#### TASK GOAL
Sort through the entries below and pull out lines containing the word "name".

#### EXTRACTED MATERIAL
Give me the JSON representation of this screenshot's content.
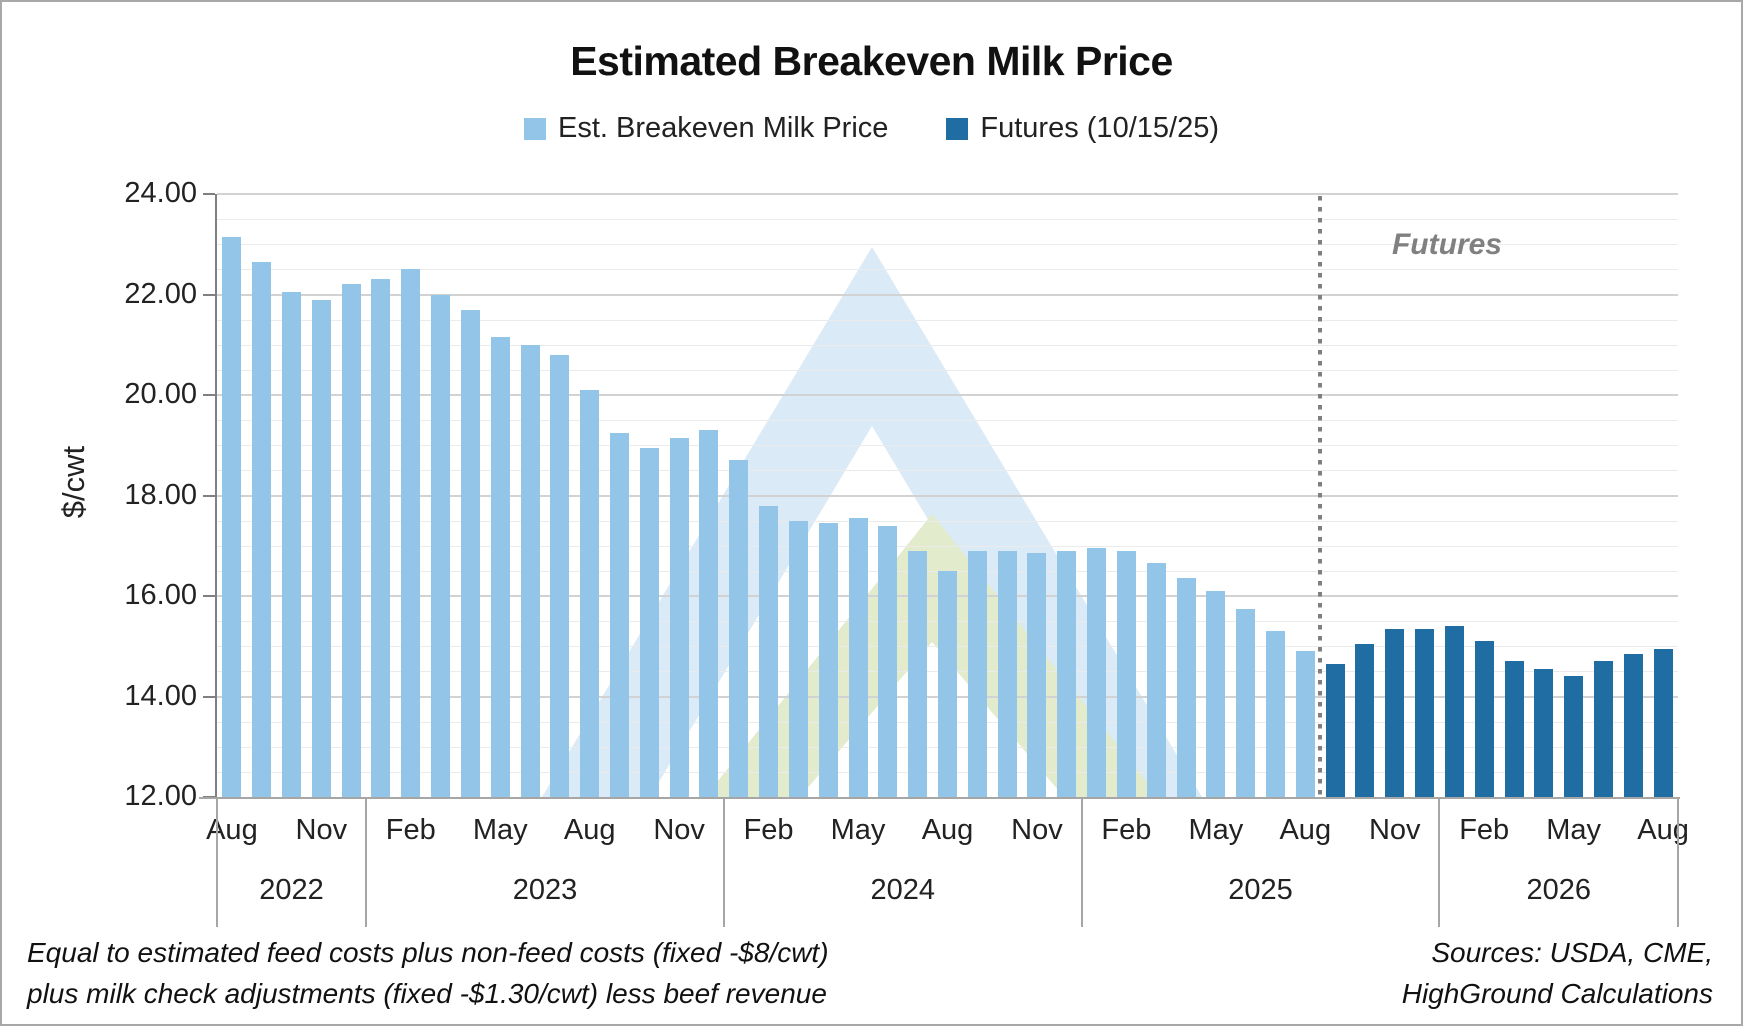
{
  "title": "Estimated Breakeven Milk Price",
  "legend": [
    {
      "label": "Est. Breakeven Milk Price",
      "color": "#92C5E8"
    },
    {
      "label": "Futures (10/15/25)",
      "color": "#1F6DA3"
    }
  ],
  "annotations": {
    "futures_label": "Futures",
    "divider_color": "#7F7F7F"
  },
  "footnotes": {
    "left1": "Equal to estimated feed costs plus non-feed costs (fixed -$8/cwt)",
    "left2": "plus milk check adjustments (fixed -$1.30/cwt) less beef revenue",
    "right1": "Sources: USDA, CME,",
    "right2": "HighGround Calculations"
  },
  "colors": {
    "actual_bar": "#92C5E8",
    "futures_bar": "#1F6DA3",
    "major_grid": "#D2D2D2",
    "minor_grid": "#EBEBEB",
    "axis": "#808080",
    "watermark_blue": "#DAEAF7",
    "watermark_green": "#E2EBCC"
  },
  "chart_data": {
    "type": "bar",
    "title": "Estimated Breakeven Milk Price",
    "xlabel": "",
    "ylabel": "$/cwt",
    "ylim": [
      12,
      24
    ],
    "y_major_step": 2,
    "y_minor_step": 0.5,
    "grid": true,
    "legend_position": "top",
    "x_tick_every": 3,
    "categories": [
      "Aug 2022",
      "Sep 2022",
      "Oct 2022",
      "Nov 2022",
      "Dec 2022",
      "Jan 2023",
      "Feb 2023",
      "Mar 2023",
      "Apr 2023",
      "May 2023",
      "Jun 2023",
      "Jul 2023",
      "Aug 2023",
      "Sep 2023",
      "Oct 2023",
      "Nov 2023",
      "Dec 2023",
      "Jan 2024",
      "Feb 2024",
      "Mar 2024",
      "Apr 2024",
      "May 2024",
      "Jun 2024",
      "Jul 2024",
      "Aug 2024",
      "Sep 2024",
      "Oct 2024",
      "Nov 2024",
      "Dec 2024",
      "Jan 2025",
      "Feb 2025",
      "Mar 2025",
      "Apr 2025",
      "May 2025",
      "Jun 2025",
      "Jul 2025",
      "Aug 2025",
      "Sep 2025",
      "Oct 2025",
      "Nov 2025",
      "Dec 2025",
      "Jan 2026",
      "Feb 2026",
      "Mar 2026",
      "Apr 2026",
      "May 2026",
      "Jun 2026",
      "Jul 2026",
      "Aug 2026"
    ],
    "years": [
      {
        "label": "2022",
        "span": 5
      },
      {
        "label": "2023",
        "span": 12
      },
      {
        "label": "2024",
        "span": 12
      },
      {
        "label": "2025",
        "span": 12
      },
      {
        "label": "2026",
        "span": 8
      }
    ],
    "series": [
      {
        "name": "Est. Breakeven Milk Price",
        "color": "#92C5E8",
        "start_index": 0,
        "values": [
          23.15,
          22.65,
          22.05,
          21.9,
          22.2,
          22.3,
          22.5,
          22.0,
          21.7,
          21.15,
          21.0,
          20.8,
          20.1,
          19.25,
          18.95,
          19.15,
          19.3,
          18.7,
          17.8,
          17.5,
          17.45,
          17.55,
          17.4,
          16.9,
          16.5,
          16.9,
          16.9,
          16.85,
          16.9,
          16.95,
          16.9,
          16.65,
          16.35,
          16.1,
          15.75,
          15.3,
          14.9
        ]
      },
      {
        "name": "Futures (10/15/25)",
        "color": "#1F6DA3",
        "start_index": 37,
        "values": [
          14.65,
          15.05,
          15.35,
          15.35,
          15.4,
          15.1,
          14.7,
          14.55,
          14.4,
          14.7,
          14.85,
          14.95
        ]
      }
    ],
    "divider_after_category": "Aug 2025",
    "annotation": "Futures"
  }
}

#### EXPECTED ANSWER
        "name": "Est. Breakeven Milk Price",
        "name": "Futures (10/15/25)",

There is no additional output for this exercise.